(Saved entries)
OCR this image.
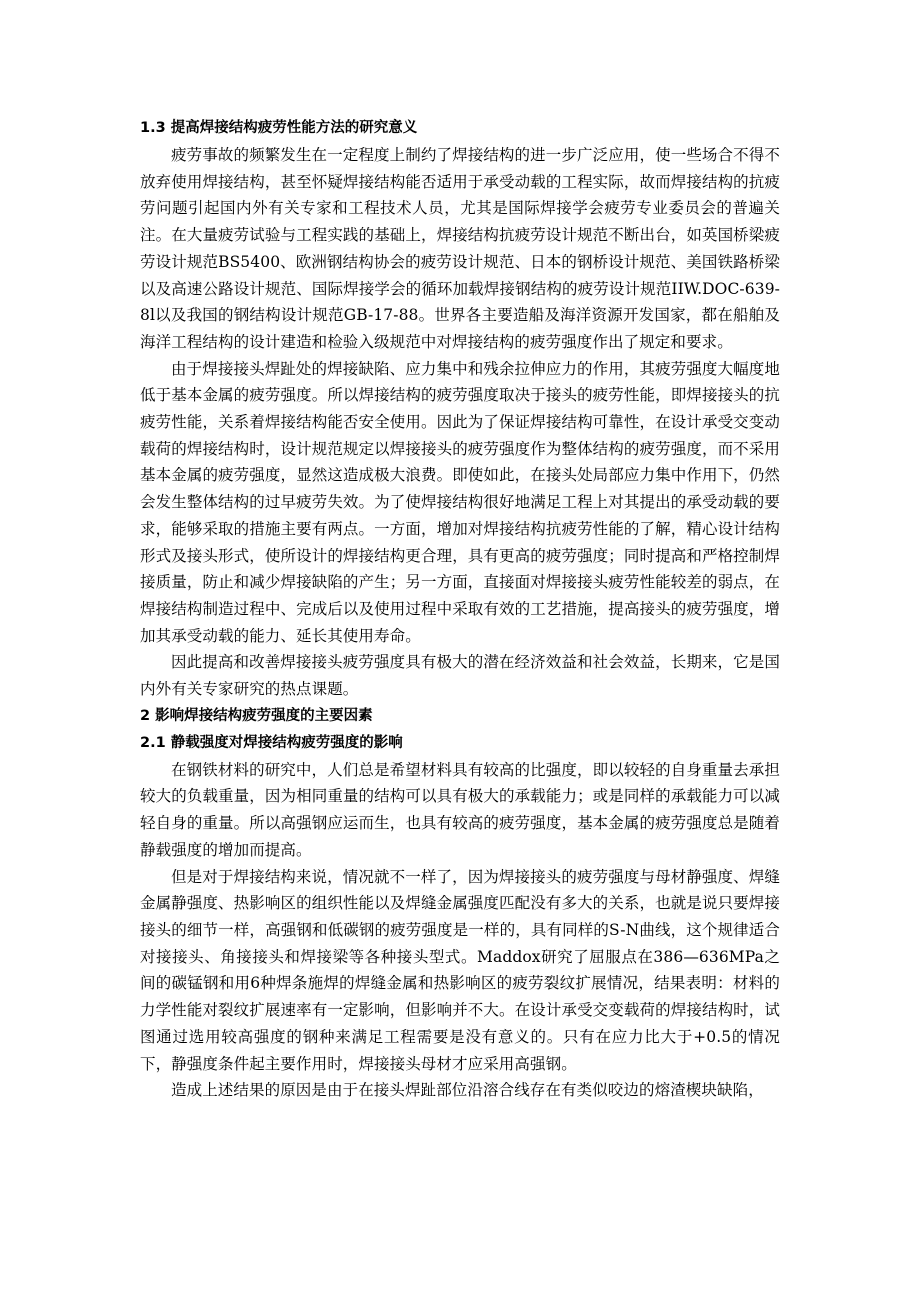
1.3 提高焊接结构疲劳性能方法的研究意义

疲劳事故的频繁发生在一定程度上制约了焊接结构的进一步广泛应用，使一些场合不得不放弃使用焊接结构，甚至怀疑焊接结构能否适用于承受动载的工程实际，故而焊接结构的抗疲劳问题引起国内外有关专家和工程技术人员，尤其是国际焊接学会疲劳专业委员会的普遍关注。在大量疲劳试验与工程实践的基础上，焊接结构抗疲劳设计规范不断出台，如英国桥梁疲劳设计规范BS5400、欧洲钢结构协会的疲劳设计规范、日本的钢桥设计规范、美国铁路桥梁以及高速公路设计规范、国际焊接学会的循环加载焊接钢结构的疲劳设计规范IIW.DOC-639-8l以及我国的钢结构设计规范GB-17-88。世界各主要造船及海洋资源开发国家，都在船舶及海洋工程结构的设计建造和检验入级规范中对焊接结构的疲劳强度作出了规定和要求。

由于焊接接头焊趾处的焊接缺陷、应力集中和残余拉伸应力的作用，其疲劳强度大幅度地低于基本金属的疲劳强度。所以焊接结构的疲劳强度取决于接头的疲劳性能，即焊接接头的抗疲劳性能，关系着焊接结构能否安全使用。因此为了保证焊接结构可靠性，在设计承受交变动载荷的焊接结构时，设计规范规定以焊接接头的疲劳强度作为整体结构的疲劳强度，而不采用基本金属的疲劳强度，显然这造成极大浪费。即使如此，在接头处局部应力集中作用下，仍然会发生整体结构的过早疲劳失效。为了使焊接结构很好地满足工程上对其提出的承受动载的要求，能够采取的措施主要有两点。一方面，增加对焊接结构抗疲劳性能的了解，精心设计结构形式及接头形式，使所设计的焊接结构更合理，具有更高的疲劳强度；同时提高和严格控制焊接质量，防止和减少焊接缺陷的产生；另一方面，直接面对焊接接头疲劳性能较差的弱点，在焊接结构制造过程中、完成后以及使用过程中采取有效的工艺措施，提高接头的疲劳强度，增加其承受动载的能力、延长其使用寿命。

因此提高和改善焊接接头疲劳强度具有极大的潜在经济效益和社会效益，长期来，它是国内外有关专家研究的热点课题。

2 影响焊接结构疲劳强度的主要因素
2.1 静载强度对焊接结构疲劳强度的影响

在钢铁材料的研究中，人们总是希望材料具有较高的比强度，即以较轻的自身重量去承担较大的负载重量，因为相同重量的结构可以具有极大的承载能力；或是同样的承载能力可以减轻自身的重量。所以高强钢应运而生，也具有较高的疲劳强度，基本金属的疲劳强度总是随着静载强度的增加而提高。

但是对于焊接结构来说，情况就不一样了，因为焊接接头的疲劳强度与母材静强度、焊缝金属静强度、热影响区的组织性能以及焊缝金属强度匹配没有多大的关系，也就是说只要焊接接头的细节一样，高强钢和低碳钢的疲劳强度是一样的，具有同样的S-N曲线，这个规律适合对接接头、角接接头和焊接梁等各种接头型式。Maddox研究了屈服点在386—636MPa之间的碳锰钢和用6种焊条施焊的焊缝金属和热影响区的疲劳裂纹扩展情况，结果表明：材料的力学性能对裂纹扩展速率有一定影响，但影响并不大。在设计承受交变载荷的焊接结构时，试图通过选用较高强度的钢种来满足工程需要是没有意义的。只有在应力比大于+0.5的情况下，静强度条件起主要作用时，焊接接头母材才应采用高强钢。

造成上述结果的原因是由于在接头焊趾部位沿溶合线存在有类似咬边的熔渣楔块缺陷，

Task details: Repeat the listing in full and exactly. Do not include any images.

Response for this exercise:
OCR this image.
1.3 提高焊接结构疲劳性能方法的研究意义

疲劳事故的频繁发生在一定程度上制约了焊接结构的进一步广泛应用，使一些场合不得不放弃使用焊接结构，甚至怀疑焊接结构能否适用于承受动载的工程实际，故而焊接结构的抗疲劳问题引起国内外有关专家和工程技术人员，尤其是国际焊接学会疲劳专业委员会的普遍关注。在大量疲劳试验与工程实践的基础上，焊接结构抗疲劳设计规范不断出台，如英国桥梁疲劳设计规范BS5400、欧洲钢结构协会的疲劳设计规范、日本的钢桥设计规范、美国铁路桥梁以及高速公路设计规范、国际焊接学会的循环加载焊接钢结构的疲劳设计规范IIW.DOC-639-8l以及我国的钢结构设计规范GB-17-88。世界各主要造船及海洋资源开发国家，都在船舶及海洋工程结构的设计建造和检验入级规范中对焊接结构的疲劳强度作出了规定和要求。

由于焊接接头焊趾处的焊接缺陷、应力集中和残余拉伸应力的作用，其疲劳强度大幅度地低于基本金属的疲劳强度。所以焊接结构的疲劳强度取决于接头的疲劳性能，即焊接接头的抗疲劳性能，关系着焊接结构能否安全使用。因此为了保证焊接结构可靠性，在设计承受交变动载荷的焊接结构时，设计规范规定以焊接接头的疲劳强度作为整体结构的疲劳强度，而不采用基本金属的疲劳强度，显然这造成极大浪费。即使如此，在接头处局部应力集中作用下，仍然会发生整体结构的过早疲劳失效。为了使焊接结构很好地满足工程上对其提出的承受动载的要求，能够采取的措施主要有两点。一方面，增加对焊接结构抗疲劳性能的了解，精心设计结构形式及接头形式，使所设计的焊接结构更合理，具有更高的疲劳强度；同时提高和严格控制焊接质量，防止和减少焊接缺陷的产生；另一方面，直接面对焊接接头疲劳性能较差的弱点，在焊接结构制造过程中、完成后以及使用过程中采取有效的工艺措施，提高接头的疲劳强度，增加其承受动载的能力、延长其使用寿命。

因此提高和改善焊接接头疲劳强度具有极大的潜在经济效益和社会效益，长期来，它是国内外有关专家研究的热点课题。

2 影响焊接结构疲劳强度的主要因素
2.1 静载强度对焊接结构疲劳强度的影响

在钢铁材料的研究中，人们总是希望材料具有较高的比强度，即以较轻的自身重量去承担较大的负载重量，因为相同重量的结构可以具有极大的承载能力；或是同样的承载能力可以减轻自身的重量。所以高强钢应运而生，也具有较高的疲劳强度，基本金属的疲劳强度总是随着静载强度的增加而提高。

但是对于焊接结构来说，情况就不一样了，因为焊接接头的疲劳强度与母材静强度、焊缝金属静强度、热影响区的组织性能以及焊缝金属强度匹配没有多大的关系，也就是说只要焊接接头的细节一样，高强钢和低碳钢的疲劳强度是一样的，具有同样的S-N曲线，这个规律适合对接接头、角接接头和焊接梁等各种接头型式。Maddox研究了屈服点在386—636MPa之间的碳锰钢和用6种焊条施焊的焊缝金属和热影响区的疲劳裂纹扩展情况，结果表明：材料的力学性能对裂纹扩展速率有一定影响，但影响并不大。在设计承受交变载荷的焊接结构时，试图通过选用较高强度的钢种来满足工程需要是没有意义的。只有在应力比大于+0.5的情况下，静强度条件起主要作用时，焊接接头母材才应采用高强钢。

造成上述结果的原因是由于在接头焊趾部位沿溶合线存在有类似咬边的熔渣楔块缺陷，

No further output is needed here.